▶ _SELECTED TEXT_:
++++++++++

NEW YORK (Reuters Health) - Using an automated defibrillator - a device that figures out whether to shock the chests of patients whose hearts have stopped beating - in a moving ambulance may not be a good idea, Korean researchers found in studies of pigs and mannequins.
Previous studies have found that the devices work just fine in moving planes and ships. Jong Geun Yun of Dongkong College in Gwangju, South Korea, and colleagues found that when an ambulance was stopped, the devices they tested correctly analyzed heart rhythms generated on mannequins used in cardiac pulmonary resuscitation (CPR) training.
However, the devices “demonstrated significantly poor performance at all vibrations which can be routinely encountered during ambulance transport,” the authors write in their report in the journal Resuscitation.
Based on the findings, “ambulance personnel should consider the possibility of misinterpretation...when the device is used while transporting a patient,” they conclude.
The results suggest that there could be risks to using the devices in moving ambulances, said Dr. Richard Page, of the University of Wisconsin School of Medicine, Madison. “The bumps in the road could be misinterpreted” as a heart rhythm disturbance that needs to be shocked, Page said.
Also, in a moving ambulance, he said the devices could “undersense,” meaning they could fail to recommend a shock when there should be one.
Still, most shocks to the heart don’t happen in moving vehicles. “Defibrillation is rare in ambulances, but occasionally will happen,” said Page, president of the Heart Rhythm Society.
“Nothing is perfect,” he added, but defibrillators are very reliable. “Typically, correct sensing of the heart rhythm is not a problem since they are used at the scene.”
Why the difference between planes and ambulances? Page - who did the planes study -- said it’s likely because planes don’t experience the kind of vibration that an ambulance would while moving.
The Korean research had three parts: a study of mannequins in a moving ambulance, a study of mannequins with simulated road vibrations and a study of six domesticated pigs with vibrations designed to simulate ambulance transport conditions.

++++++++++

▶ _PROBLEM A_:
Please copy the part of the defibrillator article from "Why the difference" up to and including "ambulance transport conditions.".
▶ _PROBLEM B_:
Proceed with the article on ambulance defibrillators, writing on from its last sentence.
The rows that follow are not needed for anything here.

++++++++++

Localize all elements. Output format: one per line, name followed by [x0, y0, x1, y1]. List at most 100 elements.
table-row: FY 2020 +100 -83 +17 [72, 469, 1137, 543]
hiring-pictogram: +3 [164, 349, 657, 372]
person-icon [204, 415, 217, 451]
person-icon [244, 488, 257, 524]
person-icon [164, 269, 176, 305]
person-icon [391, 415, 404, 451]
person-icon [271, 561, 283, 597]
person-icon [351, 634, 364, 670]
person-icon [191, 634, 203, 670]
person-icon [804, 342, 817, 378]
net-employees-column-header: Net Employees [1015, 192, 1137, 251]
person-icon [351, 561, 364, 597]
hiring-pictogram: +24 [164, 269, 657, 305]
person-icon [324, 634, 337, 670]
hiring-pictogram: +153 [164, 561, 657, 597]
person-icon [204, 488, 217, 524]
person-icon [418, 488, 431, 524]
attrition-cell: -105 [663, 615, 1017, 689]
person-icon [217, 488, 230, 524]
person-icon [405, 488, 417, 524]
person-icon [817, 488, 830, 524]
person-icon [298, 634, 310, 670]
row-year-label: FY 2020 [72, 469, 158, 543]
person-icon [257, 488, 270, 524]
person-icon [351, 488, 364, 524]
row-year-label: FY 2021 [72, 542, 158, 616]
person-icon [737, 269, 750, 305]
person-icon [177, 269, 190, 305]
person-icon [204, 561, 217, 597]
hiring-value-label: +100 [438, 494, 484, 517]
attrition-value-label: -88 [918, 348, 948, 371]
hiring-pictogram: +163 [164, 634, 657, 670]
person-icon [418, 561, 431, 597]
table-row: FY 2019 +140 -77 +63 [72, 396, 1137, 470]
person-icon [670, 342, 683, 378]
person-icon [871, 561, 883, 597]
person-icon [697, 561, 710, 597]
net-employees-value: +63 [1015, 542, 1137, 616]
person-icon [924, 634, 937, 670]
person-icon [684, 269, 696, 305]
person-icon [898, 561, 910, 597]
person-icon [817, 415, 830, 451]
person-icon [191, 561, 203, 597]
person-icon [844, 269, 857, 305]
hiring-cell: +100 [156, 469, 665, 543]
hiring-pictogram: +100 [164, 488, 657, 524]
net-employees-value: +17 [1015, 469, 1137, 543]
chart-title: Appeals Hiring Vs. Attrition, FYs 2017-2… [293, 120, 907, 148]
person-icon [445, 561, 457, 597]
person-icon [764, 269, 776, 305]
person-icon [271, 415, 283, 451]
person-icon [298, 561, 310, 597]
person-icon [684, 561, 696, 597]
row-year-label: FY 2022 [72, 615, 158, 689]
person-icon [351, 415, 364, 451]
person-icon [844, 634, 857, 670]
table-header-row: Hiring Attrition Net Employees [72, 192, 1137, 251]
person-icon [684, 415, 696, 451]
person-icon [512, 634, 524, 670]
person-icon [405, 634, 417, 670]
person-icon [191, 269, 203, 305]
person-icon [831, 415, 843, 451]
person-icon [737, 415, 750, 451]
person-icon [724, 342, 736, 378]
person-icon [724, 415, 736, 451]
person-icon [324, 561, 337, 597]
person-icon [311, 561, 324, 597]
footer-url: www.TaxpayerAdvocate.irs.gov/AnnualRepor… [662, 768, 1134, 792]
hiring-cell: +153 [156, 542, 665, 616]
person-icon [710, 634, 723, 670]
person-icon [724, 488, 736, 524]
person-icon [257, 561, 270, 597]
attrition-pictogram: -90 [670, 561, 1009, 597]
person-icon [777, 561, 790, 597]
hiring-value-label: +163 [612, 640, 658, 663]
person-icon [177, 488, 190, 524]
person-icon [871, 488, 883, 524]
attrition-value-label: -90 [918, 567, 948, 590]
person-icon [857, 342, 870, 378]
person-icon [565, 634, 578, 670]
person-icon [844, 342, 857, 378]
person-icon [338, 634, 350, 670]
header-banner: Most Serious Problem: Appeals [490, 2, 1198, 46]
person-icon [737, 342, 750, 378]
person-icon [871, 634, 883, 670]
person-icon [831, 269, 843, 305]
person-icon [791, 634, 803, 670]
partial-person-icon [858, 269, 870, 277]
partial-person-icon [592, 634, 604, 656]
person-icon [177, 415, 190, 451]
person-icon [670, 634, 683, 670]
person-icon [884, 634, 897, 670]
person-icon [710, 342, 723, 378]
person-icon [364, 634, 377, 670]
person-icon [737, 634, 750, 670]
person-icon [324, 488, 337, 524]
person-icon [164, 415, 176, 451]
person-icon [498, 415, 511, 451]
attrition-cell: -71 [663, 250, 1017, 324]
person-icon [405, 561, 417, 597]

++++++++++

▶ _EXPECTED OUTPUT A_:
Why the difference between planes and ambulances? Page - who did the planes study -- said it’s likely because planes don’t experience the kind of vibration that an ambulance would while moving.
The Korean research had three parts: a study of mannequins in a moving ambulance, a study of mannequins with simulated road vibrations and a study of six domesticated pigs with vibrations designed to simulate ambulance transport conditions.

▶ _EXPECTED OUTPUT B_:
At speeds varying from 20-100 kilometers per hour (12 to 62 miles per hour) and on unpaved roads at 10 kilometers per hour (6 miles per hour), the devices picked up rhythms in mannequins accurately.
During testing, researchers simulated cardiac arrest in the pigs, which have hearts resembling humans’. When they tested the devices while using vibrations similar to those found during the first part of the study, the devices misinterpreted many heart rhythms, more often in pigs than in mannequins.
Yun and colleagues evaluated two automated external defibrillators: Philips’ HeartStart MRx, and CU ER 2 from CU Medical Systems Inc. in South Korea.
Ian Race, spokesman for HeartStart MRx manufacturer Philips Healthcare in Andover, Mass., said the company could not comment on the study without “reviewing the actual vibration profiles and individual event reports from the MRx used in the study.”
However, he said that many factors can impact the quality of an ECG signal read by a defibrillator, including the degree of contact with the patient’s skin and motion.
CU Medical Systems did not respond to a request for comment.
The Korean researchers suggested that dampening vibrations in ambulances and refining defibrillators might be in order. “These efforts are needed to strengthen the links of the chain of survival,” Yun and colleagues write.
Or there’s always treating the devices as you might a cell phone: Pulling over to the side of the road and testing again, said Page.